EXERCISE TASK
Could you extend the essay below on topos and the way each economy looks, picking up right after its final sentence ending "breakfast, lunch and dinner"? Leave the material that follows the essay untouched.

PAGE
━━━━━━━━

For a recently curated show I attempted to write an essay about
the paintings in terms of topology. I came across the more than geographic use
of it in a book by Jeff Malpas, which deals with its role in understanding
Heidegger’s philosophy. I didn’t want to give the impression of co-opting the
artist's work for my own intellectual purposes, so I wrote about the work in the
context of contemporary art. However, not
a day goes by without experiencing astonishment at the power of the word topos to unlock
the mysteries of how the world functions. With the show over, I will now explore the tropic of topos in terms of the society as a whole.
Leibniz asked:” Why is there something rather than nothing?”
Which was similar to Heidegger marveling that “things function”. Both express awe
in the face of the amazing phenomena of life on earth. And both are questions
meant to generate a meditation on our being in the world. Heidegger prefaced
any understanding of functioning by insisting we are already in a world shared
with other people and any functioning takes place within a certain economy (Reiner
Schurmann’s word for topos) i.e. there is an overall shape to how we interact in
the world and with people, an ongoing back and forth and a moving forward. Most
often that configuration is given or imposed on us. For example we work in a
certain place where our activities are highly structured. It has its hierarchy,
its obligations: it may be funded by state taxes or it may be capitalist and
depend on profits. The shock of the unforeseen may be softened by the purchase
of insurance. All this gives a workplace a certain appearance and predictability
over time. The way things look is the purview of art and each economy will have
a certain appearance. The Soviet Union for example looked a certain way that
perfectly reflected its top down management of the economy. I read recently how the dour feel of Moscow
during the Soviet Era that I witnessed in the early Seventies while touring
Eastern Europe, quickly became energized with the fall of the Iron Curtain and
the concurrent influx of western capital. I recall during that tour through the
Soviet Bloc how the absence of a market economy resulted in strange local
markets such as one that only sold locally produced cherries. Tasty and fresh
but I was not interested in having them for breakfast, lunch and dinner.

━━━━━━━━

DATA BLOCK
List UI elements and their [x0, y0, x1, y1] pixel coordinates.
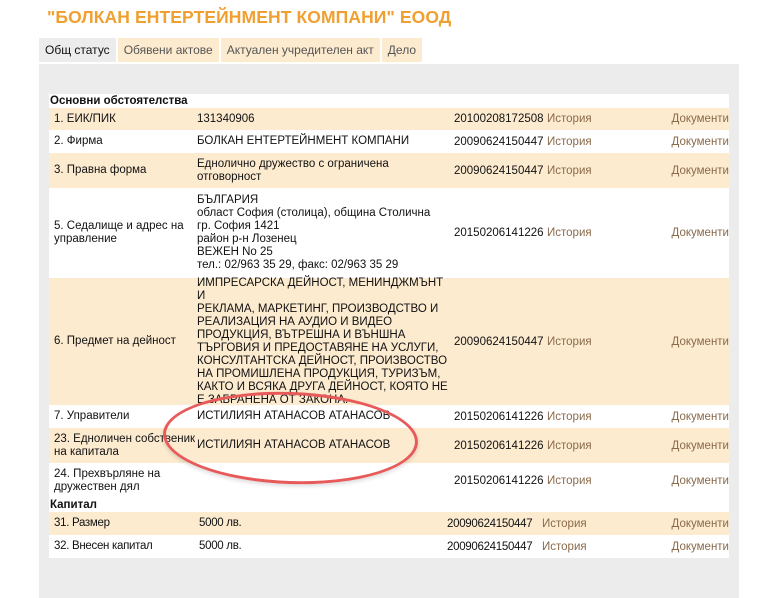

━━━━━━━━

THE OUTPUT
In a search for the use of the term Zombie Formalism on the Internet,
I came across a site that rambled on about what they thought was the capitalist
origin of the white cube, i.e. the typical gallery space. The Marxist tilt of the
language implied that galleries provide a certain topos of indifference so as
to let the object appear to be more valuable and significant as a commodity than
it really is. I wrote a comment on the site invoking another Heideggerian
concept of “letting be”. How far do we have to deconstruct things? Does every
capitalist structure have to be analyzed as a power game that reduces
everything to commodification? I recalled the efforts of a Marxist friend to do
his own dental work with store bought epoxy so as to avoid participating in the
Capitalist system by going to a dentist. However, this article nonetheless helped
me understand the topos of the gallery, when it became an issue in the show at
Kimball Jenkins whose exhibition space was funky to say the least. Some viewers
complained about its lack of neutrality and the compromising of the work of
several artists, whose work would have been better showcased by white walls. Whether
it is a capitalist conspiracy or not the topography of a gallery does have a
say in how we interact with the exhibited object.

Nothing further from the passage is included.